■ **Exercise inputs**:
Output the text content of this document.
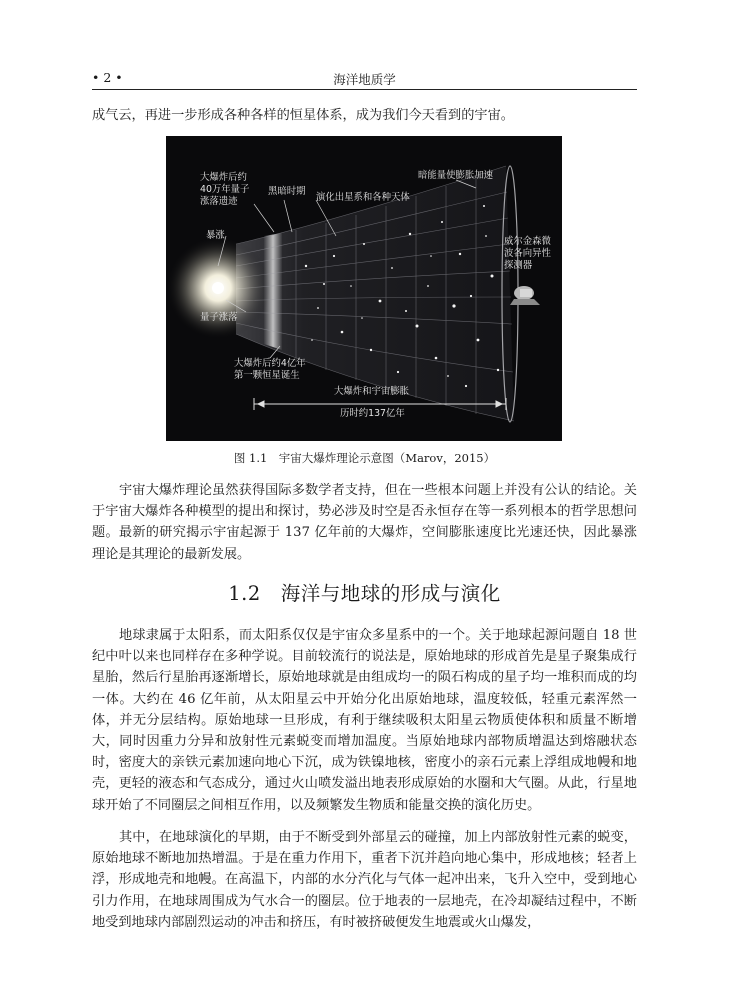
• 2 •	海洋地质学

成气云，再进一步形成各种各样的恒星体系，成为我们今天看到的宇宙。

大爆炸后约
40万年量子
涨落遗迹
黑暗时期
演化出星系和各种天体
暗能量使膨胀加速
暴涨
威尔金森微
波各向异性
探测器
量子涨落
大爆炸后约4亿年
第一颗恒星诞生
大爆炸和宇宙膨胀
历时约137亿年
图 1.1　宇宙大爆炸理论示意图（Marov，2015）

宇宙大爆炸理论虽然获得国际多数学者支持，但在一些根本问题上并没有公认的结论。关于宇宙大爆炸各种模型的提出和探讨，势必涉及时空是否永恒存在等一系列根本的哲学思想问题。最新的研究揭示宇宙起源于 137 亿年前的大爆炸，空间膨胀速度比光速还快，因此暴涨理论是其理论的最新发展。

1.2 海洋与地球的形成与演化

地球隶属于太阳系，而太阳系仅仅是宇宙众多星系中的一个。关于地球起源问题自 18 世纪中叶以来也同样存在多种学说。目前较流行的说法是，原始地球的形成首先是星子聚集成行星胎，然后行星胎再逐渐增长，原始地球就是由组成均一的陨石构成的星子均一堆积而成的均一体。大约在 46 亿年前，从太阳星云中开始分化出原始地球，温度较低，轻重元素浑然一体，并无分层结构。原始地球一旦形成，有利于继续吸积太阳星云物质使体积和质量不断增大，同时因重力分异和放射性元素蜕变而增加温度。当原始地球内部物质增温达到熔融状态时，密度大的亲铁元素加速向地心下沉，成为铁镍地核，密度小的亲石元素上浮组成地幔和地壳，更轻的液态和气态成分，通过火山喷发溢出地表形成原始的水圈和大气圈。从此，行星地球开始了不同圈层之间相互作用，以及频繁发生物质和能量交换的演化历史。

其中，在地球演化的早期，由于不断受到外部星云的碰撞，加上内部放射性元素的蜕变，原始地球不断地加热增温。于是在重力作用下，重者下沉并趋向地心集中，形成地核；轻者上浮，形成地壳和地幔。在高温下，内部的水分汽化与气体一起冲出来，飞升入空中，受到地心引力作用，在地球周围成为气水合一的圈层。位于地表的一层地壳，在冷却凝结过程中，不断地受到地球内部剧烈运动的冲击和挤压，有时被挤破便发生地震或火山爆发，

■ **Goal of the exercise**: Without the pictures, transcribe the listing above exactly.

■ **Response to this task**:
Output the text content of this document.
• 2 •	海洋地质学

成气云，再进一步形成各种各样的恒星体系，成为我们今天看到的宇宙。

大爆炸后约
40万年量子
涨落遗迹
黑暗时期
演化出星系和各种天体
暗能量使膨胀加速
暴涨
威尔金森微
波各向异性
探测器
量子涨落
大爆炸后约4亿年
第一颗恒星诞生
大爆炸和宇宙膨胀
历时约137亿年
图 1.1　宇宙大爆炸理论示意图（Marov，2015）

宇宙大爆炸理论虽然获得国际多数学者支持，但在一些根本问题上并没有公认的结论。关于宇宙大爆炸各种模型的提出和探讨，势必涉及时空是否永恒存在等一系列根本的哲学思想问题。最新的研究揭示宇宙起源于 137 亿年前的大爆炸，空间膨胀速度比光速还快，因此暴涨理论是其理论的最新发展。

1.2 海洋与地球的形成与演化

地球隶属于太阳系，而太阳系仅仅是宇宙众多星系中的一个。关于地球起源问题自 18 世纪中叶以来也同样存在多种学说。目前较流行的说法是，原始地球的形成首先是星子聚集成行星胎，然后行星胎再逐渐增长，原始地球就是由组成均一的陨石构成的星子均一堆积而成的均一体。大约在 46 亿年前，从太阳星云中开始分化出原始地球，温度较低，轻重元素浑然一体，并无分层结构。原始地球一旦形成，有利于继续吸积太阳星云物质使体积和质量不断增大，同时因重力分异和放射性元素蜕变而增加温度。当原始地球内部物质增温达到熔融状态时，密度大的亲铁元素加速向地心下沉，成为铁镍地核，密度小的亲石元素上浮组成地幔和地壳，更轻的液态和气态成分，通过火山喷发溢出地表形成原始的水圈和大气圈。从此，行星地球开始了不同圈层之间相互作用，以及频繁发生物质和能量交换的演化历史。

其中，在地球演化的早期，由于不断受到外部星云的碰撞，加上内部放射性元素的蜕变，原始地球不断地加热增温。于是在重力作用下，重者下沉并趋向地心集中，形成地核；轻者上浮，形成地壳和地幔。在高温下，内部的水分汽化与气体一起冲出来，飞升入空中，受到地心引力作用，在地球周围成为气水合一的圈层。位于地表的一层地壳，在冷却凝结过程中，不断地受到地球内部剧烈运动的冲击和挤压，有时被挤破便发生地震或火山爆发，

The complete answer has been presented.